** BEGIN **

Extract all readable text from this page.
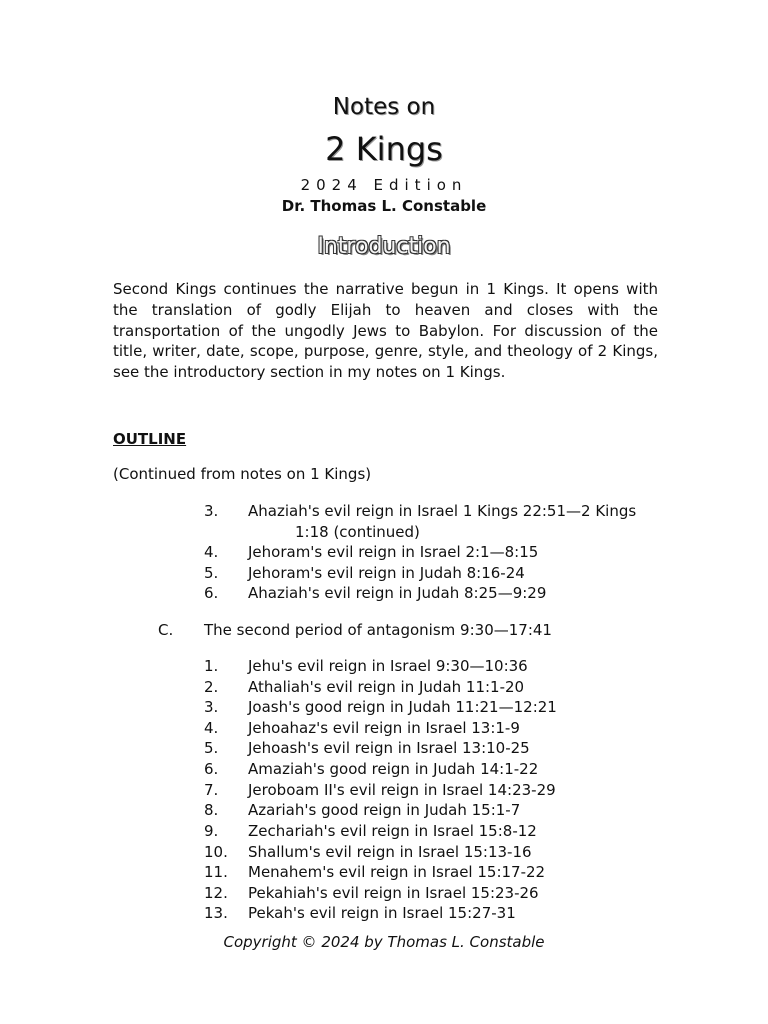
Notes on
2 Kings
2024 Edition
Dr. Thomas L. Constable
Introduction
Second Kings continues the narrative begun in 1 Kings. It opens with the translation of godly Elijah to heaven and closes with the transportation of the ungodly Jews to Babylon. For discussion of the title, writer, date, scope, purpose, genre, style, and theology of 2 Kings, see the introductory section in my notes on 1 Kings.
OUTLINE
(Continued from notes on 1 Kings)
3. Ahaziah's evil reign in Israel 1 Kings 22:51—2 Kings
1:18 (continued)
4. Jehoram's evil reign in Israel 2:1—8:15
5. Jehoram's evil reign in Judah 8:16-24
6. Ahaziah's evil reign in Judah 8:25—9:29
C. The second period of antagonism 9:30—17:41
1. Jehu's evil reign in Israel 9:30—10:36
2. Athaliah's evil reign in Judah 11:1-20
3. Joash's good reign in Judah 11:21—12:21
4. Jehoahaz's evil reign in Israel 13:1-9
5. Jehoash's evil reign in Israel 13:10-25
6. Amaziah's good reign in Judah 14:1-22
7. Jeroboam II's evil reign in Israel 14:23-29
8. Azariah's good reign in Judah 15:1-7
9. Zechariah's evil reign in Israel 15:8-12
10. Shallum's evil reign in Israel 15:13-16
11. Menahem's evil reign in Israel 15:17-22
12. Pekahiah's evil reign in Israel 15:23-26
13. Pekah's evil reign in Israel 15:27-31
Copyright © 2024 by Thomas L. Constable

** END **

**WHAT NEEDS TO BE DONE**. Strip out the pictures and quote the remaining data word for word.

**RESPONSE FOR THIS EXERCISE**.
Extract all readable text from this page.
Notes on
2 Kings
2024 Edition
Dr. Thomas L. Constable
Introduction
Second Kings continues the narrative begun in 1 Kings. It opens with the translation of godly Elijah to heaven and closes with the transportation of the ungodly Jews to Babylon. For discussion of the title, writer, date, scope, purpose, genre, style, and theology of 2 Kings, see the introductory section in my notes on 1 Kings.
OUTLINE
(Continued from notes on 1 Kings)
3. Ahaziah's evil reign in Israel 1 Kings 22:51—2 Kings
1:18 (continued)
4. Jehoram's evil reign in Israel 2:1—8:15
5. Jehoram's evil reign in Judah 8:16-24
6. Ahaziah's evil reign in Judah 8:25—9:29
C. The second period of antagonism 9:30—17:41
1. Jehu's evil reign in Israel 9:30—10:36
2. Athaliah's evil reign in Judah 11:1-20
3. Joash's good reign in Judah 11:21—12:21
4. Jehoahaz's evil reign in Israel 13:1-9
5. Jehoash's evil reign in Israel 13:10-25
6. Amaziah's good reign in Judah 14:1-22
7. Jeroboam II's evil reign in Israel 14:23-29
8. Azariah's good reign in Judah 15:1-7
9. Zechariah's evil reign in Israel 15:8-12
10. Shallum's evil reign in Israel 15:13-16
11. Menahem's evil reign in Israel 15:17-22
12. Pekahiah's evil reign in Israel 15:23-26
13. Pekah's evil reign in Israel 15:27-31
Copyright © 2024 by Thomas L. Constable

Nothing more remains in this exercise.